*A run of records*
────

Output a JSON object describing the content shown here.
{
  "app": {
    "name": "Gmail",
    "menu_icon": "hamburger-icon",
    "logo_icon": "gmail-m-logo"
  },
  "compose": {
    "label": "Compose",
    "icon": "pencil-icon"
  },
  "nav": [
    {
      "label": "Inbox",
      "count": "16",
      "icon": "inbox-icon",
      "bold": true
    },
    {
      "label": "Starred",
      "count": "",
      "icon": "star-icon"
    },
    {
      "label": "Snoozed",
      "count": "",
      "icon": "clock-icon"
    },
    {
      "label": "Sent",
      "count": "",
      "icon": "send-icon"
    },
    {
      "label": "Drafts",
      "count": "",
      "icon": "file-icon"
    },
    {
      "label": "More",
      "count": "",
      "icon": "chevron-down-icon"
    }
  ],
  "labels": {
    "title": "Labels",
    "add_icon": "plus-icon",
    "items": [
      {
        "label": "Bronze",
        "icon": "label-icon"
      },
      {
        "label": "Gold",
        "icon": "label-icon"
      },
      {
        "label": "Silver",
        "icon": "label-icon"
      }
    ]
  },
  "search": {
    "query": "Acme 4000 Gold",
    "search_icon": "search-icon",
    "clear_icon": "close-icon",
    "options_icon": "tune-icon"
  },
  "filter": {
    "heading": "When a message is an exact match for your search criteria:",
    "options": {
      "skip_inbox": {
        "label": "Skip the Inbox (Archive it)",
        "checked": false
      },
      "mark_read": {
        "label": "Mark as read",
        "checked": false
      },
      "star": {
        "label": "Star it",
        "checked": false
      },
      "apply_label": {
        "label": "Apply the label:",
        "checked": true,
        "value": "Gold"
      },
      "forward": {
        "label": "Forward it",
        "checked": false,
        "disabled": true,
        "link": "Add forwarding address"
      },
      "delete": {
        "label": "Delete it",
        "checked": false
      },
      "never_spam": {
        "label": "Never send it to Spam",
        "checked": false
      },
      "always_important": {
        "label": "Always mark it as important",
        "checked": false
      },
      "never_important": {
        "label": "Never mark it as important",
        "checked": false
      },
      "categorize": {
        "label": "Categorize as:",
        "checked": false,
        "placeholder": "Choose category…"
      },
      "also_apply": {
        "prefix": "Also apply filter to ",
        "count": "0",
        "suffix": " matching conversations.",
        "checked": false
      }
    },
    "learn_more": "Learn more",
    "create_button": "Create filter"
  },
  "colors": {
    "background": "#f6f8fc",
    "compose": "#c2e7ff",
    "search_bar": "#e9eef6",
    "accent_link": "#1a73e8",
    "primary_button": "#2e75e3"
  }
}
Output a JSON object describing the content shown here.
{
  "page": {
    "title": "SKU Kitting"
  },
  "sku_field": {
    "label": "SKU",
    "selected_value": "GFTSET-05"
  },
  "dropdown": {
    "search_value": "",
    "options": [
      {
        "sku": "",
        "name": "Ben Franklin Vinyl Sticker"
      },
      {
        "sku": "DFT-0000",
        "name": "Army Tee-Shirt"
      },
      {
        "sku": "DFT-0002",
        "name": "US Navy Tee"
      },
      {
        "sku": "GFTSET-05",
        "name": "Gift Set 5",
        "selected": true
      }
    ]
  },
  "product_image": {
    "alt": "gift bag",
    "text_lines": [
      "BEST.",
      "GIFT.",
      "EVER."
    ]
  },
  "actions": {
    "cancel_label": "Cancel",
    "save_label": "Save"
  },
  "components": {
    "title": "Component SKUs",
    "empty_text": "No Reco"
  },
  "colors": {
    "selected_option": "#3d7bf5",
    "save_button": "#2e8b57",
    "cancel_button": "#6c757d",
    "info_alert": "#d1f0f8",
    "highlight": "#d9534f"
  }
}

────

*STATED TASK*
Please give back all of the records exactly as written.

*ANSWER TO THIS TASK*
Output a JSON object describing the content shown here.
{
  "app": {
    "name": "Gmail",
    "menu_icon": "hamburger-icon",
    "logo_icon": "gmail-m-logo"
  },
  "compose": {
    "label": "Compose",
    "icon": "pencil-icon"
  },
  "nav": [
    {
      "label": "Inbox",
      "count": "16",
      "icon": "inbox-icon",
      "bold": true
    },
    {
      "label": "Starred",
      "count": "",
      "icon": "star-icon"
    },
    {
      "label": "Snoozed",
      "count": "",
      "icon": "clock-icon"
    },
    {
      "label": "Sent",
      "count": "",
      "icon": "send-icon"
    },
    {
      "label": "Drafts",
      "count": "",
      "icon": "file-icon"
    },
    {
      "label": "More",
      "count": "",
      "icon": "chevron-down-icon"
    }
  ],
  "labels": {
    "title": "Labels",
    "add_icon": "plus-icon",
    "items": [
      {
        "label": "Bronze",
        "icon": "label-icon"
      },
      {
        "label": "Gold",
        "icon": "label-icon"
      },
      {
        "label": "Silver",
        "icon": "label-icon"
      }
    ]
  },
  "search": {
    "query": "Acme 4000 Gold",
    "search_icon": "search-icon",
    "clear_icon": "close-icon",
    "options_icon": "tune-icon"
  },
  "filter": {
    "heading": "When a message is an exact match for your search criteria:",
    "options": {
      "skip_inbox": {
        "label": "Skip the Inbox (Archive it)",
        "checked": false
      },
      "mark_read": {
        "label": "Mark as read",
        "checked": false
      },
      "star": {
        "label": "Star it",
        "checked": false
      },
      "apply_label": {
        "label": "Apply the label:",
        "checked": true,
        "value": "Gold"
      },
      "forward": {
        "label": "Forward it",
        "checked": false,
        "disabled": true,
        "link": "Add forwarding address"
      },
      "delete": {
        "label": "Delete it",
        "checked": false
      },
      "never_spam": {
        "label": "Never send it to Spam",
        "checked": false
      },
      "always_important": {
        "label": "Always mark it as important",
        "checked": false
      },
      "never_important": {
        "label": "Never mark it as important",
        "checked": false
      },
      "categorize": {
        "label": "Categorize as:",
        "checked": false,
        "placeholder": "Choose category…"
      },
      "also_apply": {
        "prefix": "Also apply filter to ",
        "count": "0",
        "suffix": " matching conversations.",
        "checked": false
      }
    },
    "learn_more": "Learn more",
    "create_button": "Create filter"
  },
  "colors": {
    "background": "#f6f8fc",
    "compose": "#c2e7ff",
    "search_bar": "#e9eef6",
    "accent_link": "#1a73e8",
    "primary_button": "#2e75e3"
  }
}
Output a JSON object describing the content shown here.
{
  "page": {
    "title": "SKU Kitting"
  },
  "sku_field": {
    "label": "SKU",
    "selected_value": "GFTSET-05"
  },
  "dropdown": {
    "search_value": "",
    "options": [
      {
        "sku": "",
        "name": "Ben Franklin Vinyl Sticker"
      },
      {
        "sku": "DFT-0000",
        "name": "Army Tee-Shirt"
      },
      {
        "sku": "DFT-0002",
        "name": "US Navy Tee"
      },
      {
        "sku": "GFTSET-05",
        "name": "Gift Set 5",
        "selected": true
      }
    ]
  },
  "product_image": {
    "alt": "gift bag",
    "text_lines": [
      "BEST.",
      "GIFT.",
      "EVER."
    ]
  },
  "actions": {
    "cancel_label": "Cancel",
    "save_label": "Save"
  },
  "components": {
    "title": "Component SKUs",
    "empty_text": "No Reco"
  },
  "colors": {
    "selected_option": "#3d7bf5",
    "save_button": "#2e8b57",
    "cancel_button": "#6c757d",
    "info_alert": "#d1f0f8",
    "highlight": "#d9534f"
  }
}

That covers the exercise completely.